* **Set problem A**
From the forum thread on filling in a fiberglass pool, write out the part that opens with the words containing "Go down to the" and closes with "out very nice.".
* **Set problem B**
In the forum thread on filling in a fiberglass pool, what did vsheetz's neighbor turn an old pool into?
* **Set problem C**
In the forum thread on filling in a fiberglass pool, why does Termite require that the bottom of a pool be broken out completely before it is filled in?

--- begin Document excerpt ---

# Filling in a fiberglass pool



## Ron6519 (Mar 28, 2007)

Go down to the local Building Dept and ask them the acceptable process to fill the pool in.
Ron


----------



## vsheetz (Sep 28, 2008)

I had a neighbor that turned a old pool into a putting green rather than spend the money to fix it. Came out very nice.


----------



## Scuba_Dave (Jan 16, 2009)

If not filled in correctly you might see it rise from the dead:


----------



## Termite (Apr 13, 2008)

I've seen people do this on a number of occasions but never with a fiberglass pool. From an inspection standpoint I always require that they break out the bottom of it completely so that it won't retain water after being filled in. All the electrical and gas has to be safely terminated of course.

From a value standpoint, who's going to want a back yard with a buried pool in it? If you don't intend to disclose that it is there then that's just plain deceiptful. If you disclose it then fair enough!


----------



## Mike in Arkansas (Dec 29, 2008)

--- end Document excerpt ---
--- begin Stored rows ---

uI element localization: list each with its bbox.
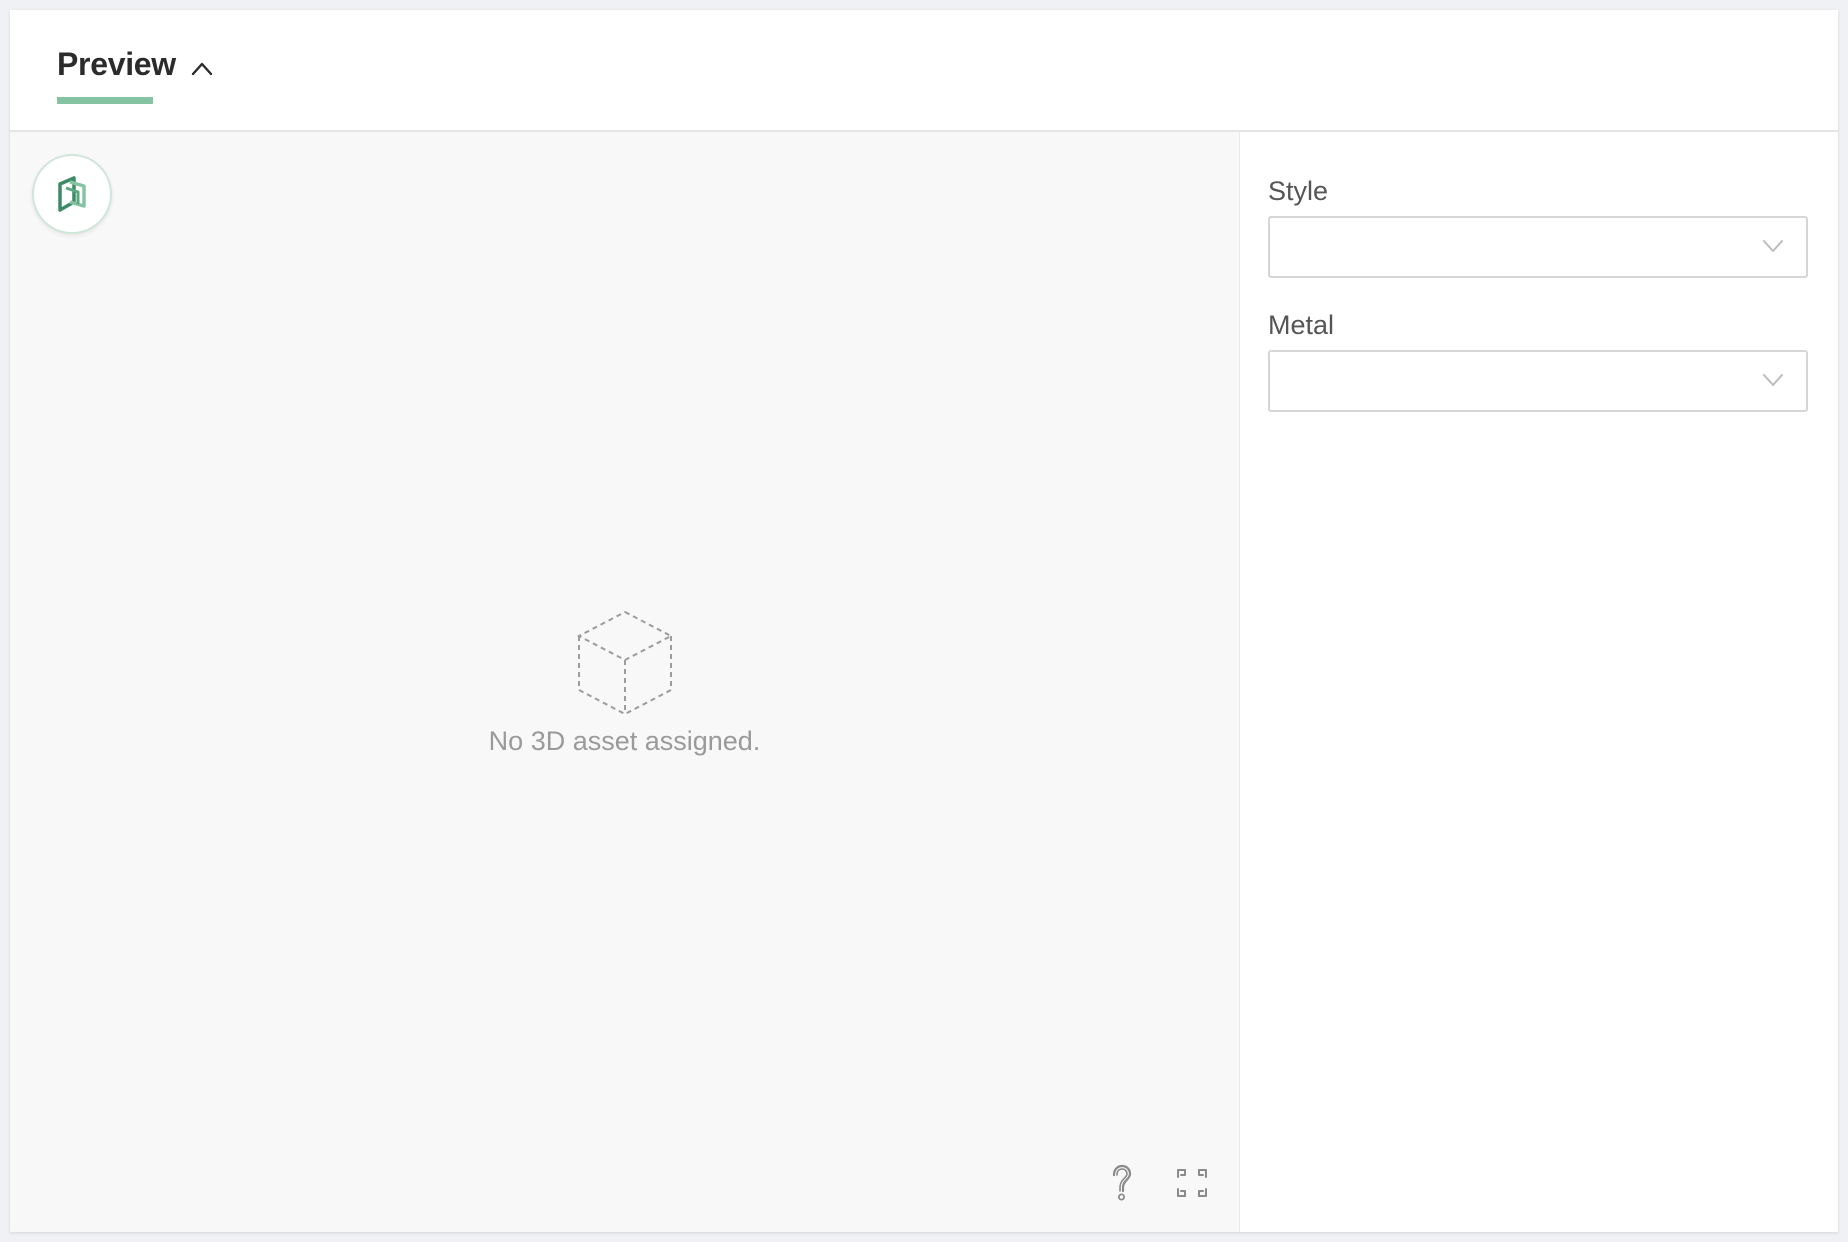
empty-message: No 3D asset assigned.	[488, 726, 761, 756]
fullscreen-button[interactable]	[1175, 1164, 1209, 1202]
viewer-toolbar	[1105, 1164, 1209, 1202]
preview-header: Preview	[10, 10, 1838, 132]
viewer-logo-button[interactable]	[32, 154, 112, 234]
tab-preview[interactable]: Preview	[57, 48, 214, 108]
empty-state: No 3D asset assigned.	[10, 608, 1239, 757]
options-panel: Style Metal	[1240, 132, 1838, 1232]
viewer-logo-icon	[58, 176, 86, 212]
help-button[interactable]	[1105, 1164, 1139, 1202]
fullscreen-icon	[1177, 1169, 1207, 1197]
chevron-up-icon[interactable]	[190, 58, 214, 78]
3d-viewer[interactable]: No 3D asset assigned.	[10, 132, 1240, 1232]
tab-title: Preview	[57, 46, 176, 82]
preview-card: Preview No 3D asset assigned. Style Meta…	[10, 10, 1838, 1232]
style-select[interactable]	[1268, 216, 1808, 278]
style-label: Style	[1268, 176, 1329, 206]
chevron-down-icon	[1763, 374, 1783, 386]
chevron-down-icon	[1763, 240, 1783, 252]
dashed-cube-icon	[576, 610, 673, 715]
metal-label: Metal	[1268, 310, 1335, 340]
tab-active-indicator	[57, 97, 153, 104]
metal-select[interactable]	[1268, 350, 1808, 412]
question-icon	[1112, 1164, 1132, 1201]
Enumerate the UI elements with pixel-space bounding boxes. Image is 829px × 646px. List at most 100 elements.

--- end Stored rows ---

* **Full response A**
Go down to the local Building Dept and ask them the acceptable process to fill the pool in.
Ron


----------



## vsheetz (Sep 28, 2008)

I had a neighbor that turned a old pool into a putting green rather than spend the money to fix it. Came out very nice.

* **Full response B**
A putting green.

* **Full response C**
Termite requires the bottom to be broken out completely so that the pool won't retain water after being filled in.